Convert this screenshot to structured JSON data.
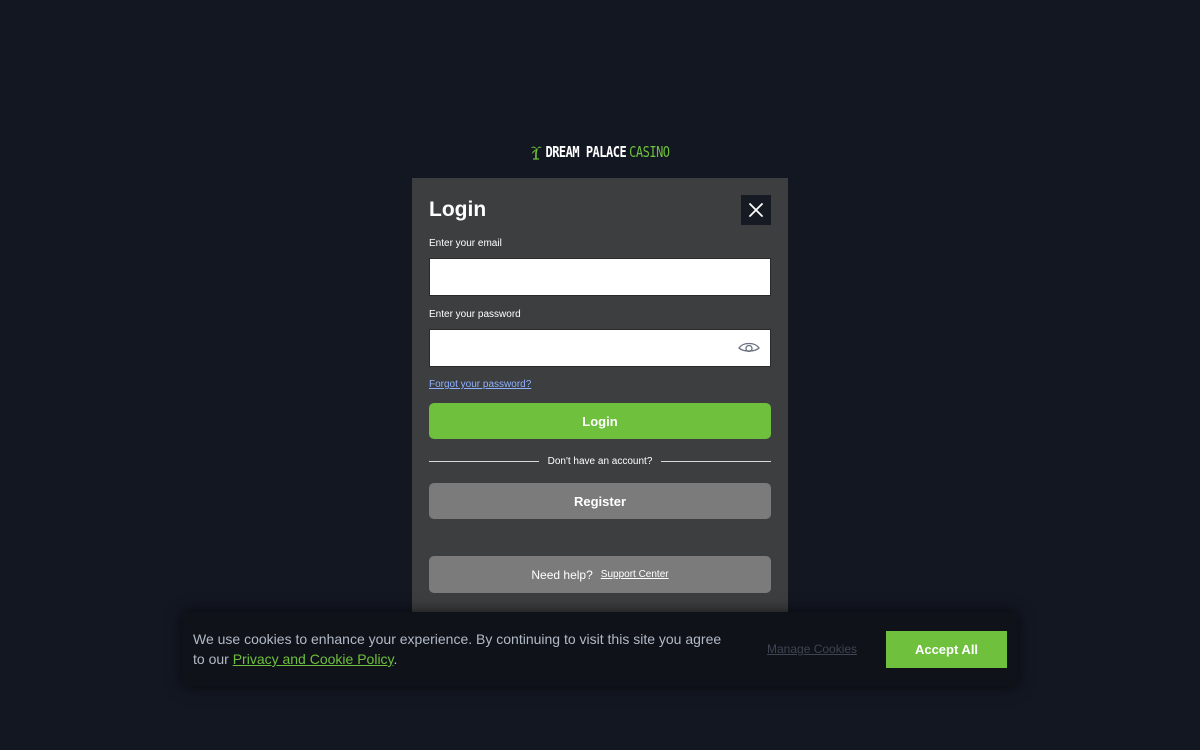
{
  "brand": {
    "name_main": "DREAM PALACE",
    "name_accent": "CASINO",
    "accent_color": "#6ec03d"
  },
  "modal": {
    "title": "Login",
    "email_label": "Enter your email",
    "email_value": "",
    "password_label": "Enter your password",
    "password_value": "",
    "forgot_link": "Forgot your password?",
    "login_button": "Login",
    "divider_text": "Don't have an account?",
    "register_button": "Register",
    "help_text": "Need help?",
    "support_link": "Support Center",
    "icons": {
      "close": "close-icon",
      "password_toggle": "eye-icon"
    }
  },
  "cookie_banner": {
    "text_before": "We use cookies to enhance your experience. By continuing to visit this site you agree to our ",
    "policy_link": "Privacy and Cookie Policy",
    "text_after": ".",
    "manage_link": "Manage Cookies",
    "accept_button": "Accept All"
  }
}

Task instructions: Write the entries above out in full, exactly, with no images.

Answer to the problem:
Convert this screenshot to structured JSON data.
{
  "brand": {
    "name_main": "DREAM PALACE",
    "name_accent": "CASINO",
    "accent_color": "#6ec03d"
  },
  "modal": {
    "title": "Login",
    "email_label": "Enter your email",
    "email_value": "",
    "password_label": "Enter your password",
    "password_value": "",
    "forgot_link": "Forgot your password?",
    "login_button": "Login",
    "divider_text": "Don't have an account?",
    "register_button": "Register",
    "help_text": "Need help?",
    "support_link": "Support Center",
    "icons": {
      "close": "close-icon",
      "password_toggle": "eye-icon"
    }
  },
  "cookie_banner": {
    "text_before": "We use cookies to enhance your experience. By continuing to visit this site you agree to our ",
    "policy_link": "Privacy and Cookie Policy",
    "text_after": ".",
    "manage_link": "Manage Cookies",
    "accept_button": "Accept All"
  }
}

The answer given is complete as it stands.